* BEGIN TEXT PASSAGE *

However, if the man under the "Kreij" name no longer writes here between us we shall must remember his.

This box is only a reference of time, with more references becomes harder to forget, my thoughts.


----------



## vega22 (May 5, 2015)

this looks great dude, really it does.

love the braided hoses


----------



## ST.o.CH (May 5, 2015)

marsey99 said:


> this looks great dude, really it does.
> 
> love the braided hoses


Thanks marsey99.


----------



## ThE_MaD_ShOt (May 7, 2015)

That is a great looking case @ST.o.CH 

 By any chance have you given it a nickname like for example and just pulling this out of thin air "The Bandit"


Maybe a nice bird decal 









J/k  really you have done a great job, very nice work.


----------



## ST.o.CH (May 7, 2015)

ThE_MaD_ShOt said:


> That is a great looking case @ST.o.CH
> 
> By any chance have you given it a nickname like for example and just pulling this out of thin air "The Bandit"
> 
> ...


Thanks @ThE_MaD_ShOt , also thanks for the Trans Am picture, that phoenix decal is a nice idea.


----------



## Random Murderer (May 7, 2015)

* END TEXT PASSAGE *

▶ [OBJECTIVES]
1: Name each distinct username that appears in a post heading of the forum thread, listing each name once.
2: Reproduce the forum thread word for word, from "However, if the" up to and including "forget, my thoughts.".

* BEGIN DATA SUPPLIED *

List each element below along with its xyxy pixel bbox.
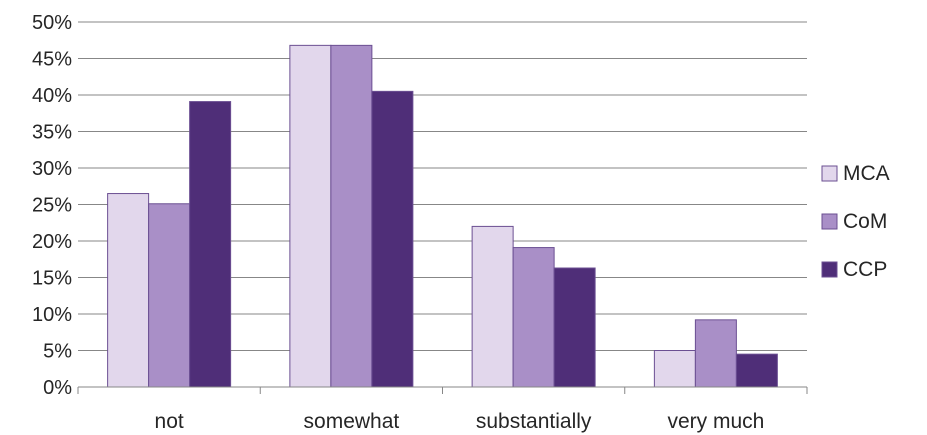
y-tick-label: 0% (43, 377, 72, 399)
legend-swatch-mca (821, 165, 838, 182)
legend-label-ccp: CCP (843, 258, 887, 281)
legend-swatch-com (821, 213, 838, 230)
bar-com-substantially (512, 247, 555, 388)
y-tick-label: 25% (32, 195, 72, 217)
legend-swatch-ccp (821, 261, 838, 278)
y-tick-label: 50% (32, 12, 72, 34)
y-tick-label: 45% (32, 49, 72, 71)
legend: MCA CoM CCP (821, 162, 890, 281)
y-tick-label: 5% (43, 341, 72, 363)
bar-com-somewhat (330, 44, 373, 388)
x-category-label: substantially (476, 410, 592, 433)
legend-label-com: CoM (843, 210, 887, 233)
bar-mca-substantially (471, 225, 514, 388)
bar-mca-not (107, 193, 150, 388)
y-tick-label: 20% (32, 231, 72, 253)
y-tick-label: 40% (32, 85, 72, 107)
bar-ccp-very-much (735, 353, 778, 388)
y-tick-label: 30% (32, 158, 72, 180)
bar-ccp-somewhat (371, 90, 414, 388)
bar-com-not (148, 203, 191, 388)
x-axis-category-labels: not somewhat substantially very much (155, 410, 765, 433)
x-category-label: somewhat (304, 410, 400, 433)
y-tick-label: 35% (32, 122, 72, 144)
x-category-label: not (155, 410, 184, 433)
legend-label-mca: MCA (843, 162, 890, 185)
bars (107, 44, 778, 388)
y-tick-label: 10% (32, 304, 72, 326)
bar-mca-somewhat (289, 44, 332, 388)
x-category-label: very much (667, 410, 764, 433)
bar-mca-very-much (653, 350, 696, 388)
bar-ccp-not (189, 101, 232, 388)
y-axis-tick-labels: 0% 5% 10% 15% 20% 25% 30% 35% 40% 45% 50% (32, 12, 72, 399)
x-axis (77, 386, 808, 394)
y-tick-label: 15% (32, 268, 72, 290)
bar-com-very-much (694, 319, 737, 388)
bar-ccp-substantially (553, 267, 596, 388)
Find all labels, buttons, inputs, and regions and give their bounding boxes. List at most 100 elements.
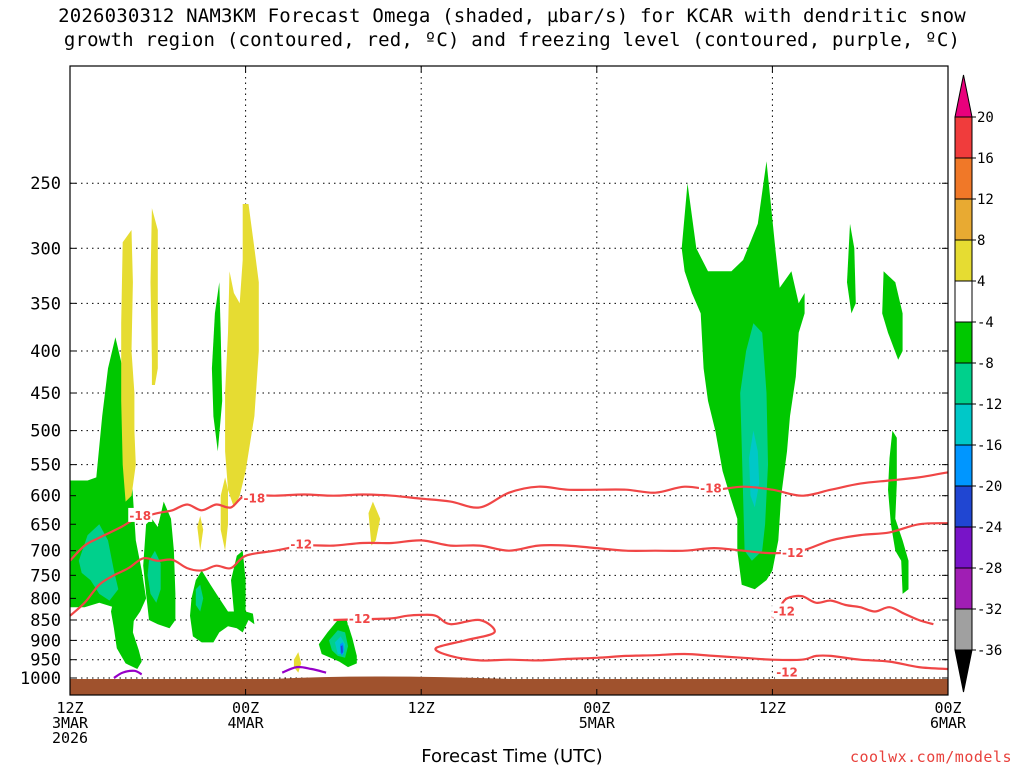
omega-shaded-region-neg-weak	[882, 271, 903, 360]
contour-label: -12	[349, 612, 371, 626]
colorbar-box	[954, 321, 973, 364]
dgz-contour-minus12-lobe	[771, 594, 934, 626]
y-tick-label: 450	[30, 384, 61, 404]
colorbar-label: 4	[977, 274, 985, 290]
y-tick-label: 750	[30, 566, 61, 586]
y-tick-label: 600	[30, 487, 61, 507]
x-tick-label: 3MAR	[52, 714, 89, 732]
x-tick-label: 00Z	[583, 699, 610, 717]
colorbar-label: 12	[977, 192, 994, 208]
x-tick-label: 00Z	[232, 699, 259, 717]
y-tick-label: 250	[30, 174, 61, 194]
colorbar-box	[954, 403, 973, 446]
y-tick-label: 850	[30, 611, 61, 631]
colorbar-label: -8	[977, 356, 994, 372]
contour-label-background	[775, 664, 800, 679]
colorbar-box	[954, 608, 973, 651]
y-tick-label: 350	[30, 294, 61, 314]
colorbar-label: -4	[977, 315, 994, 331]
x-axis-title: Forecast Time (UTC)	[421, 746, 603, 767]
omega-shaded-region-pos-weak	[293, 652, 302, 673]
website-credit: coolwx.com/models	[849, 748, 1012, 766]
omega-shaded-region-pos-weak	[220, 477, 228, 551]
y-tick-label: 700	[30, 542, 61, 562]
omega-shaded-region-neg-weak	[847, 223, 856, 314]
chart-title: 2026030312 NAM3KM Forecast Omega (shaded…	[0, 4, 1024, 52]
freezing-level-contour	[113, 669, 143, 679]
x-tick-label: 12Z	[56, 699, 83, 717]
dgz-contour-minus12-lower	[333, 613, 949, 671]
contour-label-background	[772, 603, 797, 618]
x-tick-label: 12Z	[759, 699, 786, 717]
colorbar-label: -32	[977, 602, 1002, 618]
omega-shaded-region-pos-weak	[368, 501, 381, 546]
contour-label-background	[780, 545, 805, 560]
omega-shaded-region-neg-weak	[211, 282, 223, 452]
contour-label-background	[289, 536, 314, 551]
colorbar-label: 20	[977, 110, 994, 126]
omega-shaded-region-neg-extreme	[340, 645, 343, 654]
omega-shaded-region-pos-weak	[150, 208, 158, 385]
omega-shaded-region-neg-weak	[190, 550, 255, 643]
colorbar-box	[954, 362, 973, 405]
y-tick-label: 950	[30, 651, 61, 671]
plot-area: -18 -18 -18 -12 -12 -12 -12 -12	[69, 66, 949, 695]
colorbar-box	[954, 485, 973, 528]
colorbar-box	[954, 567, 973, 610]
colorbar-box	[954, 444, 973, 487]
colorbar-box	[954, 526, 973, 569]
colorbar-box	[954, 280, 973, 323]
y-tick-label: 900	[30, 631, 61, 651]
colorbar-box	[954, 116, 973, 159]
omega-shaded-region-neg-weak	[888, 430, 909, 594]
omega-shaded-region-neg-mod	[147, 550, 161, 603]
x-tick-label: 12Z	[408, 699, 435, 717]
y-tick-label: 1000	[20, 669, 61, 689]
contour-label: -12	[782, 546, 804, 560]
x-tick-label: 2026	[52, 729, 88, 747]
y-tick-label: 400	[30, 342, 61, 362]
colorbar-box	[954, 198, 973, 241]
terrain-bump	[274, 676, 509, 679]
omega-shaded-region-pos-weak	[197, 515, 204, 551]
x-tick-label: 6MAR	[930, 714, 967, 732]
contour-label: -18	[700, 481, 722, 495]
y-tick-label: 550	[30, 456, 61, 476]
colorbar-label: 16	[977, 151, 994, 167]
contour-label: -18	[244, 492, 266, 506]
omega-shaded-region-neg-weak	[111, 587, 142, 669]
y-tick-label: 500	[30, 422, 61, 442]
colorbar-box	[954, 157, 973, 200]
y-tick-label: 650	[30, 515, 61, 535]
colorbar-box	[954, 239, 973, 282]
omega-shaded-region-neg-mod	[195, 584, 204, 612]
terrain-below-surface	[70, 679, 948, 695]
colorbar-label: -12	[977, 397, 1002, 413]
colorbar-label: -36	[977, 643, 1002, 659]
contour-label: -12	[776, 666, 798, 680]
contour-label-background	[242, 490, 267, 505]
colorbar-label: -20	[977, 479, 1002, 495]
chart-title-line-1: 2026030312 NAM3KM Forecast Omega (shaded…	[58, 5, 966, 27]
y-tick-label: 800	[30, 589, 61, 609]
colorbar-label: -24	[977, 520, 1002, 536]
y-tick-label: 300	[30, 239, 61, 259]
colorbar-top-arrow	[954, 74, 973, 118]
contour-label-background	[347, 611, 372, 626]
dgz-contour-minus12	[69, 522, 949, 617]
chart-title-line-2: growth region (contoured, red, ºC) and f…	[63, 29, 961, 51]
contour-label: -12	[290, 538, 312, 552]
omega-shaded-region-pos-weak	[121, 230, 136, 502]
freezing-level-contour	[281, 665, 327, 674]
dgz-contour-minus18	[69, 471, 949, 562]
x-tick-label: 5MAR	[579, 714, 616, 732]
contour-label-background	[698, 480, 723, 495]
colorbar-label: -28	[977, 561, 1002, 577]
contour-label-background	[128, 507, 153, 522]
x-tick-label: 4MAR	[228, 714, 265, 732]
contour-label: -12	[773, 605, 795, 619]
colorbar-label: -16	[977, 438, 1002, 454]
contour-label: -18	[129, 509, 151, 523]
x-tick-label: 00Z	[934, 699, 961, 717]
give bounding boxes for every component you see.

* END DATA SUPPLIED *

▶ [RESPONSES PER TASK]
1: vega22, ST.o.CH, ThE_MaD_ShOt, Random Murderer

2:
However, if the man under the "Kreij" name no longer writes here between us we shall must remember his.

This box is only a reference of time, with more references becomes harder to forget, my thoughts.